*Problem requirements*.
Return the entries below verbatim. Pictures stay out.

*Extracted data*.
***

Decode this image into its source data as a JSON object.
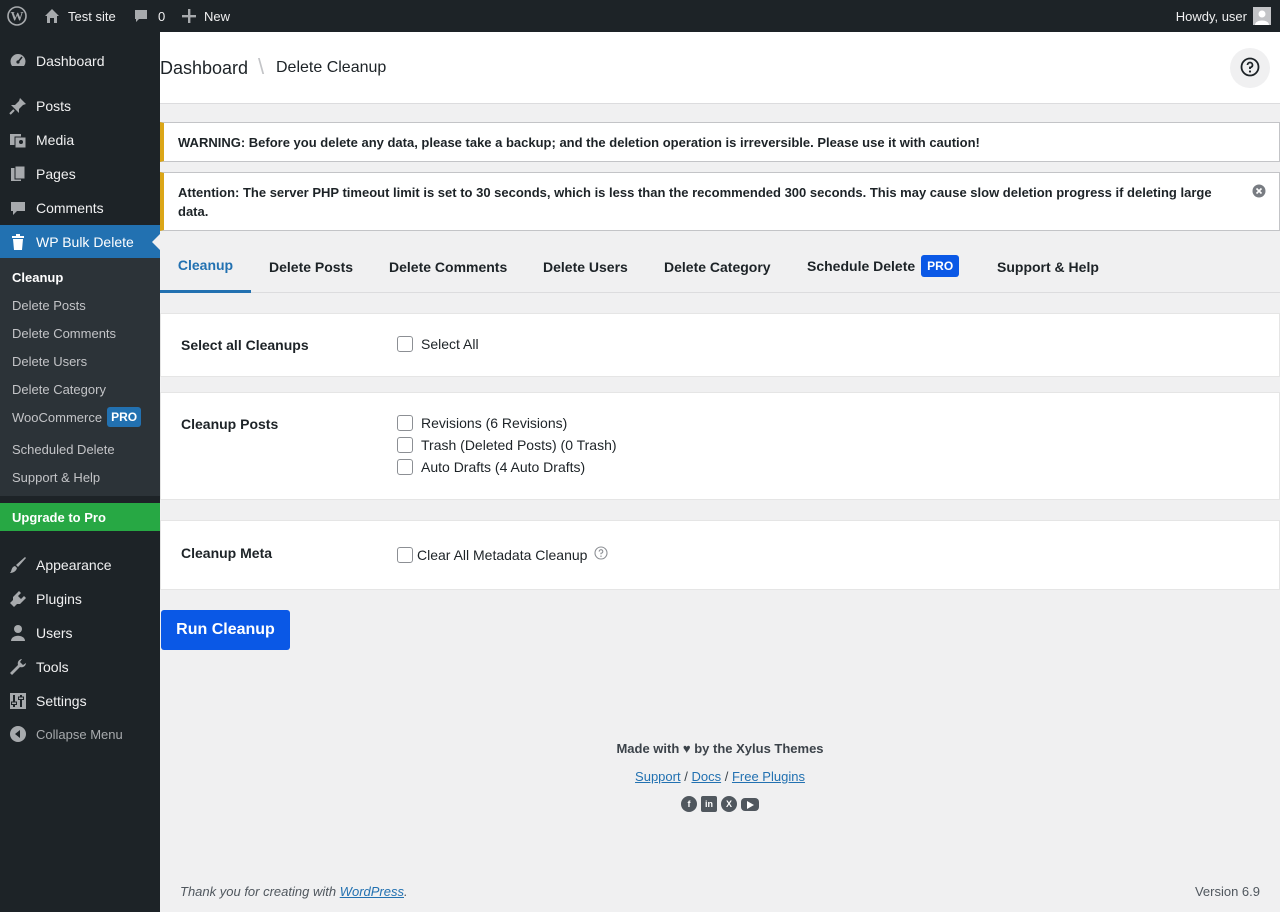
{
  "adminbar": {
    "site_name": "Test site",
    "comments_count": "0",
    "new_label": "New",
    "greeting": "Howdy, user"
  },
  "sidebar": {
    "items": [
      {
        "label": "Dashboard",
        "icon": "dashboard-icon"
      },
      {
        "label": "Posts",
        "icon": "pin-icon"
      },
      {
        "label": "Media",
        "icon": "media-icon"
      },
      {
        "label": "Pages",
        "icon": "pages-icon"
      },
      {
        "label": "Comments",
        "icon": "comment-icon"
      },
      {
        "label": "WP Bulk Delete",
        "icon": "trash-icon"
      }
    ],
    "submenu": [
      "Cleanup",
      "Delete Posts",
      "Delete Comments",
      "Delete Users",
      "Delete Category",
      "WooCommerce",
      "Scheduled Delete",
      "Support & Help"
    ],
    "woocommerce_badge": "PRO",
    "upgrade_label": "Upgrade to Pro",
    "lower_items": [
      {
        "label": "Appearance",
        "icon": "brush-icon"
      },
      {
        "label": "Plugins",
        "icon": "plug-icon"
      },
      {
        "label": "Users",
        "icon": "user-icon"
      },
      {
        "label": "Tools",
        "icon": "wrench-icon"
      },
      {
        "label": "Settings",
        "icon": "settings-icon"
      }
    ],
    "collapse_label": "Collapse Menu"
  },
  "header": {
    "crumb_root": "Dashboard",
    "crumb_sep": "\\",
    "crumb_current": "Delete Cleanup"
  },
  "notices": {
    "warning": "WARNING: Before you delete any data, please take a backup; and the deletion operation is irreversible. Please use it with caution!",
    "attention": "Attention: The server PHP timeout limit is set to 30 seconds, which is less than the recommended 300 seconds. This may cause slow deletion progress if deleting large data."
  },
  "tabs": [
    {
      "label": "Cleanup",
      "active": true
    },
    {
      "label": "Delete Posts"
    },
    {
      "label": "Delete Comments"
    },
    {
      "label": "Delete Users"
    },
    {
      "label": "Delete Category"
    },
    {
      "label": "Schedule Delete",
      "badge": "PRO"
    },
    {
      "label": "Support & Help"
    }
  ],
  "sections": {
    "select_all": {
      "label": "Select all Cleanups",
      "option": "Select All"
    },
    "posts": {
      "label": "Cleanup Posts",
      "options": [
        "Revisions (6 Revisions)",
        "Trash (Deleted Posts) (0 Trash)",
        "Auto Drafts (4 Auto Drafts)"
      ]
    },
    "meta": {
      "label": "Cleanup Meta",
      "option": "Clear All Metadata Cleanup"
    }
  },
  "run_button": "Run Cleanup",
  "plugin_footer": {
    "made_with": "Made with ♥ by the Xylus Themes",
    "links": [
      "Support",
      "Docs",
      "Free Plugins"
    ],
    "link_sep": "/",
    "socials": [
      "facebook-icon",
      "linkedin-icon",
      "x-icon",
      "youtube-icon"
    ]
  },
  "wp_footer": {
    "thanks_prefix": "Thank you for creating with ",
    "thanks_link": "WordPress",
    "thanks_suffix": ".",
    "version": "Version 6.9"
  },
  "colors": {
    "admin_dark": "#1d2327",
    "accent": "#2271b1",
    "warning_border": "#dba617",
    "upgrade_green": "#27a844",
    "run_button": "#0a58e6"
  }
}
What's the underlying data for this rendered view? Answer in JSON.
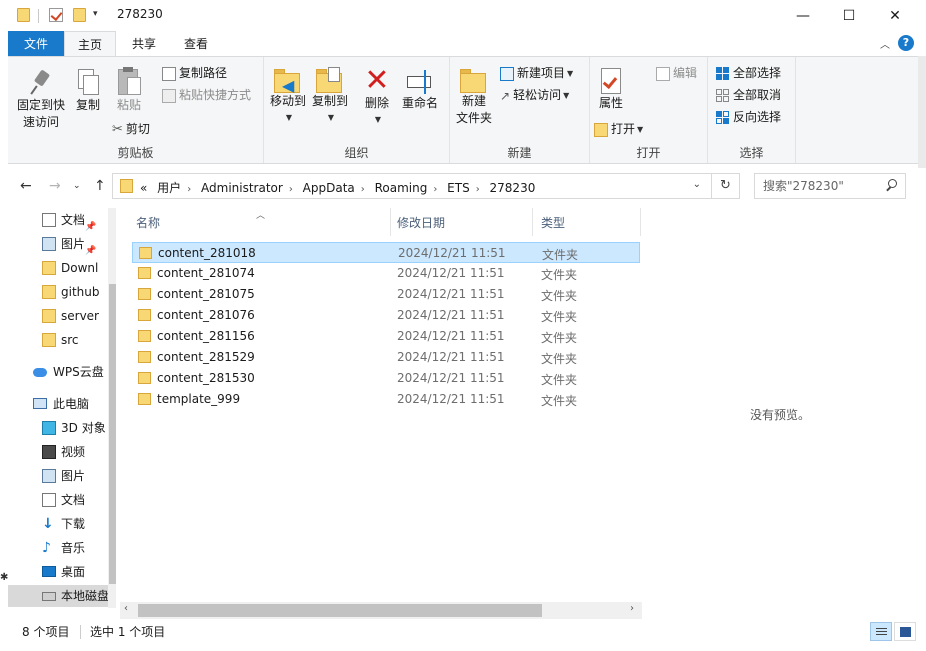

***

*Response for this exercise*.
Decode this image into its source data as a JSON object.
{
  "adminbar": {
    "site_name": "Test site",
    "comments_count": "0",
    "new_label": "New",
    "greeting": "Howdy, user"
  },
  "sidebar": {
    "items": [
      {
        "label": "Dashboard",
        "icon": "dashboard-icon"
      },
      {
        "label": "Posts",
        "icon": "pin-icon"
      },
      {
        "label": "Media",
        "icon": "media-icon"
      },
      {
        "label": "Pages",
        "icon": "pages-icon"
      },
      {
        "label": "Comments",
        "icon": "comment-icon"
      },
      {
        "label": "WP Bulk Delete",
        "icon": "trash-icon"
      }
    ],
    "submenu": [
      "Cleanup",
      "Delete Posts",
      "Delete Comments",
      "Delete Users",
      "Delete Category",
      "WooCommerce",
      "Scheduled Delete",
      "Support & Help"
    ],
    "woocommerce_badge": "PRO",
    "upgrade_label": "Upgrade to Pro",
    "lower_items": [
      {
        "label": "Appearance",
        "icon": "brush-icon"
      },
      {
        "label": "Plugins",
        "icon": "plug-icon"
      },
      {
        "label": "Users",
        "icon": "user-icon"
      },
      {
        "label": "Tools",
        "icon": "wrench-icon"
      },
      {
        "label": "Settings",
        "icon": "settings-icon"
      }
    ],
    "collapse_label": "Collapse Menu"
  },
  "header": {
    "crumb_root": "Dashboard",
    "crumb_sep": "\\",
    "crumb_current": "Delete Cleanup"
  },
  "notices": {
    "warning": "WARNING: Before you delete any data, please take a backup; and the deletion operation is irreversible. Please use it with caution!",
    "attention": "Attention: The server PHP timeout limit is set to 30 seconds, which is less than the recommended 300 seconds. This may cause slow deletion progress if deleting large data."
  },
  "tabs": [
    {
      "label": "Cleanup",
      "active": true
    },
    {
      "label": "Delete Posts"
    },
    {
      "label": "Delete Comments"
    },
    {
      "label": "Delete Users"
    },
    {
      "label": "Delete Category"
    },
    {
      "label": "Schedule Delete",
      "badge": "PRO"
    },
    {
      "label": "Support & Help"
    }
  ],
  "sections": {
    "select_all": {
      "label": "Select all Cleanups",
      "option": "Select All"
    },
    "posts": {
      "label": "Cleanup Posts",
      "options": [
        "Revisions (6 Revisions)",
        "Trash (Deleted Posts) (0 Trash)",
        "Auto Drafts (4 Auto Drafts)"
      ]
    },
    "meta": {
      "label": "Cleanup Meta",
      "option": "Clear All Metadata Cleanup"
    }
  },
  "run_button": "Run Cleanup",
  "plugin_footer": {
    "made_with": "Made with ♥ by the Xylus Themes",
    "links": [
      "Support",
      "Docs",
      "Free Plugins"
    ],
    "link_sep": "/",
    "socials": [
      "facebook-icon",
      "linkedin-icon",
      "x-icon",
      "youtube-icon"
    ]
  },
  "wp_footer": {
    "thanks_prefix": "Thank you for creating with ",
    "thanks_link": "WordPress",
    "thanks_suffix": ".",
    "version": "Version 6.9"
  },
  "colors": {
    "admin_dark": "#1d2327",
    "accent": "#2271b1",
    "warning_border": "#dba617",
    "upgrade_green": "#27a844",
    "run_button": "#0a58e6"
  }
}
What's the underlying data for this rendered view? Answer in JSON.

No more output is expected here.